[Extracted data]
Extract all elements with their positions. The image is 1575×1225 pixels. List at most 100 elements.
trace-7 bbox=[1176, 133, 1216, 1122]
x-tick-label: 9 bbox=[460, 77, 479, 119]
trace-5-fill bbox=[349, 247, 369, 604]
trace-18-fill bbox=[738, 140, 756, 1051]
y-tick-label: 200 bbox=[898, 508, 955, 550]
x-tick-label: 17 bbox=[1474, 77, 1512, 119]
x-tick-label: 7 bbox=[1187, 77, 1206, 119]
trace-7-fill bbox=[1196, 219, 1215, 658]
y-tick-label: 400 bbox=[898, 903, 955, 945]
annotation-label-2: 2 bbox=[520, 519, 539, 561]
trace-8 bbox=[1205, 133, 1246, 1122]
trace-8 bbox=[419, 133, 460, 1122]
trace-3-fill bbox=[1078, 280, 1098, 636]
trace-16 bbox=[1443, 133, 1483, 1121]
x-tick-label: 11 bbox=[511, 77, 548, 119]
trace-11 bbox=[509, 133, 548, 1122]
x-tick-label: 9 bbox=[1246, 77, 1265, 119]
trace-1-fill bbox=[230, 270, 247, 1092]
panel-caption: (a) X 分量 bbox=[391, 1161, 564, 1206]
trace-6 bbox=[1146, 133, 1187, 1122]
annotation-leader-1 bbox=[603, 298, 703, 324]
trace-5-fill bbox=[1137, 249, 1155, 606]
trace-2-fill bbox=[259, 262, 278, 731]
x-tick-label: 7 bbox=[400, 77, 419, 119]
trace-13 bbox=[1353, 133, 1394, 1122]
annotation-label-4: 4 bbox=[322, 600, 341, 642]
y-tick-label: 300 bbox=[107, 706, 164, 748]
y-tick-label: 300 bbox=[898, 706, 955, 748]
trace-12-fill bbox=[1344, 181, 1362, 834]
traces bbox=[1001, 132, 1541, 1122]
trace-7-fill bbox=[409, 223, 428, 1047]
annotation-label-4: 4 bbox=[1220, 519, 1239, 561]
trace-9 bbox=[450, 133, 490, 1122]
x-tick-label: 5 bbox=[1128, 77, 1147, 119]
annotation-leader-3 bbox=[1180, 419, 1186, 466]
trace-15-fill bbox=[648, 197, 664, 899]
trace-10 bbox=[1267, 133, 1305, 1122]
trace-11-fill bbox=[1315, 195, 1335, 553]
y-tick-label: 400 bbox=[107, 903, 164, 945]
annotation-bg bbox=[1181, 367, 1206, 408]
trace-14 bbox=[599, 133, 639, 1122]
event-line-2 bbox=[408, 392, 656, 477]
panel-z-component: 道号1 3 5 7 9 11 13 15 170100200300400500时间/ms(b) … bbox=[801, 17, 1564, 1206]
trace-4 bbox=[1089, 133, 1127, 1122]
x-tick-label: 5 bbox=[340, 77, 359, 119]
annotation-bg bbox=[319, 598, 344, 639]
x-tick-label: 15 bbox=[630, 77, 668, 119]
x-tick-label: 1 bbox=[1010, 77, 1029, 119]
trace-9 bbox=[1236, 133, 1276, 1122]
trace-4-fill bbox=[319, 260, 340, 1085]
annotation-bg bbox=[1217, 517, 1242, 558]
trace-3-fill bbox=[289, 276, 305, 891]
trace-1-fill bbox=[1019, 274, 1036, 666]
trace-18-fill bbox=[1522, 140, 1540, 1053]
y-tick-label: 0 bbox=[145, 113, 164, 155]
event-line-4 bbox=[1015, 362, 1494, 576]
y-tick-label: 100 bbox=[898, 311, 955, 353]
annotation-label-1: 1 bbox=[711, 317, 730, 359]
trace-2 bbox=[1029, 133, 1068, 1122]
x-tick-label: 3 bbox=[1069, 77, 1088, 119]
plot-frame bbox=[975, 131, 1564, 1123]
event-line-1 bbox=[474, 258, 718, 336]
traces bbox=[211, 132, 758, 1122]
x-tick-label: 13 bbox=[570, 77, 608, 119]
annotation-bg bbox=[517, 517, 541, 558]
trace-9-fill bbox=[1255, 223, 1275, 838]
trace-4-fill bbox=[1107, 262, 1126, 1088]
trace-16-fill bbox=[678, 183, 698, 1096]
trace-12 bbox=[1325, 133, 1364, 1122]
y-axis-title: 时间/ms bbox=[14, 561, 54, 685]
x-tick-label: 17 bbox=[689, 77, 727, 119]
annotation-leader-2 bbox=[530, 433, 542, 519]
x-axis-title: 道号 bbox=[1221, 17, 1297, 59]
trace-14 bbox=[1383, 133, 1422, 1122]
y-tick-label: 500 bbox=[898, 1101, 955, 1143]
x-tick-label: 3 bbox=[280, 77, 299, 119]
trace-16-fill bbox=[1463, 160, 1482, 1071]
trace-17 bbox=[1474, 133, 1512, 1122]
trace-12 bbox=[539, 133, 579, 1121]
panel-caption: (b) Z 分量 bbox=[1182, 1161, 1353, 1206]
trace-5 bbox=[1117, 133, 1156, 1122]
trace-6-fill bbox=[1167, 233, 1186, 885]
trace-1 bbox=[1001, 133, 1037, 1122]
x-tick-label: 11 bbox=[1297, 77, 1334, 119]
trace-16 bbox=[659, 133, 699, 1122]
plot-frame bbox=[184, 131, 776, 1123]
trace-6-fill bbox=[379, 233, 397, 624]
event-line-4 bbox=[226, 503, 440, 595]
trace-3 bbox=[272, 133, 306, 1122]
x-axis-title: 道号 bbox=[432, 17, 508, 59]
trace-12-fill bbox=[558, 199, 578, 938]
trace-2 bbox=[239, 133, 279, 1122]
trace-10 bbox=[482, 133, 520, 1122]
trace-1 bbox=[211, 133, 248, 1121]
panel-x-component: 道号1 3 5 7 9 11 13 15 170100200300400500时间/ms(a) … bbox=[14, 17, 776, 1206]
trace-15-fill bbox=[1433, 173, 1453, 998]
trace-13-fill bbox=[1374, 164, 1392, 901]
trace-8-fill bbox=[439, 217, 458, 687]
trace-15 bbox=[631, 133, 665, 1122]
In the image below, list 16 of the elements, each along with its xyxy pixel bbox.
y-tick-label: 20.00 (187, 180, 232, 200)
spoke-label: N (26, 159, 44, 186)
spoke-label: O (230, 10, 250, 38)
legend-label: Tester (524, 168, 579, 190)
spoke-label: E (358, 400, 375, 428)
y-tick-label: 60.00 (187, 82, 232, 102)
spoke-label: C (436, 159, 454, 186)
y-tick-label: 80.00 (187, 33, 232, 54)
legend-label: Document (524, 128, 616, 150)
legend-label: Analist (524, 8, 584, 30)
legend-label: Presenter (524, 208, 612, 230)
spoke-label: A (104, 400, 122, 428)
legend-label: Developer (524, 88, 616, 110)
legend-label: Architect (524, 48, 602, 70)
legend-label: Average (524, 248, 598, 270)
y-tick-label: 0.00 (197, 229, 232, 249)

• [PROMPT]: Arrange the data as a numbered list, starting at its first line and ending at the line that contains "trace-7-fill bbox=[1196, 219, 1215, 658]". Leave out any blank lines.

• [FULL RESPONSE]:
1. Extract all elements with their positions. The image is 1575×1225 pixels. List at most 100 elements.
2. trace-7 bbox=[1176, 133, 1216, 1122]
3. x-tick-label: 9 bbox=[460, 77, 479, 119]
4. trace-5-fill bbox=[349, 247, 369, 604]
5. trace-18-fill bbox=[738, 140, 756, 1051]
6. y-tick-label: 200 bbox=[898, 508, 955, 550]
7. x-tick-label: 17 bbox=[1474, 77, 1512, 119]
8. x-tick-label: 7 bbox=[1187, 77, 1206, 119]
9. trace-7-fill bbox=[1196, 219, 1215, 658]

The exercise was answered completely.